▶ OBJECTIVE: Take down each entry exactly as written.

Stored data entries
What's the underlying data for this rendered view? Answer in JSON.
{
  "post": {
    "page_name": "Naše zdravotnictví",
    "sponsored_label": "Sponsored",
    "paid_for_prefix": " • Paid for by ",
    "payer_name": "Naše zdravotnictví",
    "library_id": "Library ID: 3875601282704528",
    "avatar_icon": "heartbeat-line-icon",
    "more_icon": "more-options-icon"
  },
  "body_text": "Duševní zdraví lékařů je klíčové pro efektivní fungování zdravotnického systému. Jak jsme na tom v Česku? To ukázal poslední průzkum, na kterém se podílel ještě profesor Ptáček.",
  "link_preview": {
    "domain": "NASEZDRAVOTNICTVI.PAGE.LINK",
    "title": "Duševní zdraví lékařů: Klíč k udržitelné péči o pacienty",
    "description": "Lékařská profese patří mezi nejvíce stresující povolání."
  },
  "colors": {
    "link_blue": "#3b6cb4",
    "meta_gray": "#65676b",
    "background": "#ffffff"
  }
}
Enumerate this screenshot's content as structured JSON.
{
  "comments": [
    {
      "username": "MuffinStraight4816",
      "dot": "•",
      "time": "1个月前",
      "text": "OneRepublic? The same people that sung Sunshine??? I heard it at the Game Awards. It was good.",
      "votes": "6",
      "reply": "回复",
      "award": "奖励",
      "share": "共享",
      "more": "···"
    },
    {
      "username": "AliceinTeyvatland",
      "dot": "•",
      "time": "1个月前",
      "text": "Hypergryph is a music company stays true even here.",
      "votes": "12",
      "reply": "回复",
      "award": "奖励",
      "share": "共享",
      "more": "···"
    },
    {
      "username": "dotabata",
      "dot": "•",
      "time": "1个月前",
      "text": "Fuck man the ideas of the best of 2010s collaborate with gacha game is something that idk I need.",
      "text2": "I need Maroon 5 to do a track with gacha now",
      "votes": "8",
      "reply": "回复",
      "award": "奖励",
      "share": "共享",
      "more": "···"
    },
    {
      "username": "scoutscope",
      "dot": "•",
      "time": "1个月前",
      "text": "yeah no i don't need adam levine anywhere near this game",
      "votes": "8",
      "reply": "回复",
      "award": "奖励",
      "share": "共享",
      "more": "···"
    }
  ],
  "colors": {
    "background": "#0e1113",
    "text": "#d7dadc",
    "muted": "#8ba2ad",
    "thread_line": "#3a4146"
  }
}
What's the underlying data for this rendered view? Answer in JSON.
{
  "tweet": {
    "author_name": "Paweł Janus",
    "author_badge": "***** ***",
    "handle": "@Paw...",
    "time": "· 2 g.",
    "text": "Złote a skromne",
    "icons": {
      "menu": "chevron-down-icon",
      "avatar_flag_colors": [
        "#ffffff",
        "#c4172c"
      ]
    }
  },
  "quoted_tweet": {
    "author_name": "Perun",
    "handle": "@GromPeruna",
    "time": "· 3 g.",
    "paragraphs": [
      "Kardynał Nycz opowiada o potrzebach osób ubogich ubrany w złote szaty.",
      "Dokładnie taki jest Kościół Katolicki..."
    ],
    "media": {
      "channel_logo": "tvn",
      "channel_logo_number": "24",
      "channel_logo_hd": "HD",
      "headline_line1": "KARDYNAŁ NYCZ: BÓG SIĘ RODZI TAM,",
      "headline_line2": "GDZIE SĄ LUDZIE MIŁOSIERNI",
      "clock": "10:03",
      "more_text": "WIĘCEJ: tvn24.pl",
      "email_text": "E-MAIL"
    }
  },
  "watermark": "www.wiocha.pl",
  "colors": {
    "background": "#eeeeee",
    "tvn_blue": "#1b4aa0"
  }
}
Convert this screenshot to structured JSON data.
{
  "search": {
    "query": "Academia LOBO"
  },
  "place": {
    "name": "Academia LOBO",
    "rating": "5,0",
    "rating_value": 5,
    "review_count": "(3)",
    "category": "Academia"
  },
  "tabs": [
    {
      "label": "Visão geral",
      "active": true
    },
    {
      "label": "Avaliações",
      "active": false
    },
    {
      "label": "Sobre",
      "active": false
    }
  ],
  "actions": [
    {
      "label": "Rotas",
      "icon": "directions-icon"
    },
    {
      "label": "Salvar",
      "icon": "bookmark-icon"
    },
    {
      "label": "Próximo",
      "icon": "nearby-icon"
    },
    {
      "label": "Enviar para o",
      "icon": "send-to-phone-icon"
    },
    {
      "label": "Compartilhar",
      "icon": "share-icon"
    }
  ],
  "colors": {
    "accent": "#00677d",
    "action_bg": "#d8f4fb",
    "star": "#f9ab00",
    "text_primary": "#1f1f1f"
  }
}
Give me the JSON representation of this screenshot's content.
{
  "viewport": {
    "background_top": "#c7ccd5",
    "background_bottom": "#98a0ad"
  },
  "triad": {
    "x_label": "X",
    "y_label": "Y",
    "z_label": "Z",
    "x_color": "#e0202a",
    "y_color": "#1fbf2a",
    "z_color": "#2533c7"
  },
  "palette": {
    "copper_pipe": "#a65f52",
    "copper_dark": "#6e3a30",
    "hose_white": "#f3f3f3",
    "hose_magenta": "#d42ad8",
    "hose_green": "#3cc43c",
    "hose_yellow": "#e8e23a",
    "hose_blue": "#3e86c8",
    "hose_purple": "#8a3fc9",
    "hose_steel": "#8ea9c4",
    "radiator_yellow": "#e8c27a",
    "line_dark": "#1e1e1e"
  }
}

▶ RESPONSE:
What's the underlying data for this rendered view? Answer in JSON.
{
  "post": {
    "page_name": "Naše zdravotnictví",
    "sponsored_label": "Sponsored",
    "paid_for_prefix": " • Paid for by ",
    "payer_name": "Naše zdravotnictví",
    "library_id": "Library ID: 3875601282704528",
    "avatar_icon": "heartbeat-line-icon",
    "more_icon": "more-options-icon"
  },
  "body_text": "Duševní zdraví lékařů je klíčové pro efektivní fungování zdravotnického systému. Jak jsme na tom v Česku? To ukázal poslední průzkum, na kterém se podílel ještě profesor Ptáček.",
  "link_preview": {
    "domain": "NASEZDRAVOTNICTVI.PAGE.LINK",
    "title": "Duševní zdraví lékařů: Klíč k udržitelné péči o pacienty",
    "description": "Lékařská profese patří mezi nejvíce stresující povolání."
  },
  "colors": {
    "link_blue": "#3b6cb4",
    "meta_gray": "#65676b",
    "background": "#ffffff"
  }
}
Enumerate this screenshot's content as structured JSON.
{
  "comments": [
    {
      "username": "MuffinStraight4816",
      "dot": "•",
      "time": "1个月前",
      "text": "OneRepublic? The same people that sung Sunshine??? I heard it at the Game Awards. It was good.",
      "votes": "6",
      "reply": "回复",
      "award": "奖励",
      "share": "共享",
      "more": "···"
    },
    {
      "username": "AliceinTeyvatland",
      "dot": "•",
      "time": "1个月前",
      "text": "Hypergryph is a music company stays true even here.",
      "votes": "12",
      "reply": "回复",
      "award": "奖励",
      "share": "共享",
      "more": "···"
    },
    {
      "username": "dotabata",
      "dot": "•",
      "time": "1个月前",
      "text": "Fuck man the ideas of the best of 2010s collaborate with gacha game is something that idk I need.",
      "text2": "I need Maroon 5 to do a track with gacha now",
      "votes": "8",
      "reply": "回复",
      "award": "奖励",
      "share": "共享",
      "more": "···"
    },
    {
      "username": "scoutscope",
      "dot": "•",
      "time": "1个月前",
      "text": "yeah no i don't need adam levine anywhere near this game",
      "votes": "8",
      "reply": "回复",
      "award": "奖励",
      "share": "共享",
      "more": "···"
    }
  ],
  "colors": {
    "background": "#0e1113",
    "text": "#d7dadc",
    "muted": "#8ba2ad",
    "thread_line": "#3a4146"
  }
}
What's the underlying data for this rendered view? Answer in JSON.
{
  "tweet": {
    "author_name": "Paweł Janus",
    "author_badge": "***** ***",
    "handle": "@Paw...",
    "time": "· 2 g.",
    "text": "Złote a skromne",
    "icons": {
      "menu": "chevron-down-icon",
      "avatar_flag_colors": [
        "#ffffff",
        "#c4172c"
      ]
    }
  },
  "quoted_tweet": {
    "author_name": "Perun",
    "handle": "@GromPeruna",
    "time": "· 3 g.",
    "paragraphs": [
      "Kardynał Nycz opowiada o potrzebach osób ubogich ubrany w złote szaty.",
      "Dokładnie taki jest Kościół Katolicki..."
    ],
    "media": {
      "channel_logo": "tvn",
      "channel_logo_number": "24",
      "channel_logo_hd": "HD",
      "headline_line1": "KARDYNAŁ NYCZ: BÓG SIĘ RODZI TAM,",
      "headline_line2": "GDZIE SĄ LUDZIE MIŁOSIERNI",
      "clock": "10:03",
      "more_text": "WIĘCEJ: tvn24.pl",
      "email_text": "E-MAIL"
    }
  },
  "watermark": "www.wiocha.pl",
  "colors": {
    "background": "#eeeeee",
    "tvn_blue": "#1b4aa0"
  }
}
Convert this screenshot to structured JSON data.
{
  "search": {
    "query": "Academia LOBO"
  },
  "place": {
    "name": "Academia LOBO",
    "rating": "5,0",
    "rating_value": 5,
    "review_count": "(3)",
    "category": "Academia"
  },
  "tabs": [
    {
      "label": "Visão geral",
      "active": true
    },
    {
      "label": "Avaliações",
      "active": false
    },
    {
      "label": "Sobre",
      "active": false
    }
  ],
  "actions": [
    {
      "label": "Rotas",
      "icon": "directions-icon"
    },
    {
      "label": "Salvar",
      "icon": "bookmark-icon"
    },
    {
      "label": "Próximo",
      "icon": "nearby-icon"
    },
    {
      "label": "Enviar para o",
      "icon": "send-to-phone-icon"
    },
    {
      "label": "Compartilhar",
      "icon": "share-icon"
    }
  ],
  "colors": {
    "accent": "#00677d",
    "action_bg": "#d8f4fb",
    "star": "#f9ab00",
    "text_primary": "#1f1f1f"
  }
}
Give me the JSON representation of this screenshot's content.
{
  "viewport": {
    "background_top": "#c7ccd5",
    "background_bottom": "#98a0ad"
  },
  "triad": {
    "x_label": "X",
    "y_label": "Y",
    "z_label": "Z",
    "x_color": "#e0202a",
    "y_color": "#1fbf2a",
    "z_color": "#2533c7"
  },
  "palette": {
    "copper_pipe": "#a65f52",
    "copper_dark": "#6e3a30",
    "hose_white": "#f3f3f3",
    "hose_magenta": "#d42ad8",
    "hose_green": "#3cc43c",
    "hose_yellow": "#e8e23a",
    "hose_blue": "#3e86c8",
    "hose_purple": "#8a3fc9",
    "hose_steel": "#8ea9c4",
    "radiator_yellow": "#e8c27a",
    "line_dark": "#1e1e1e"
  }
}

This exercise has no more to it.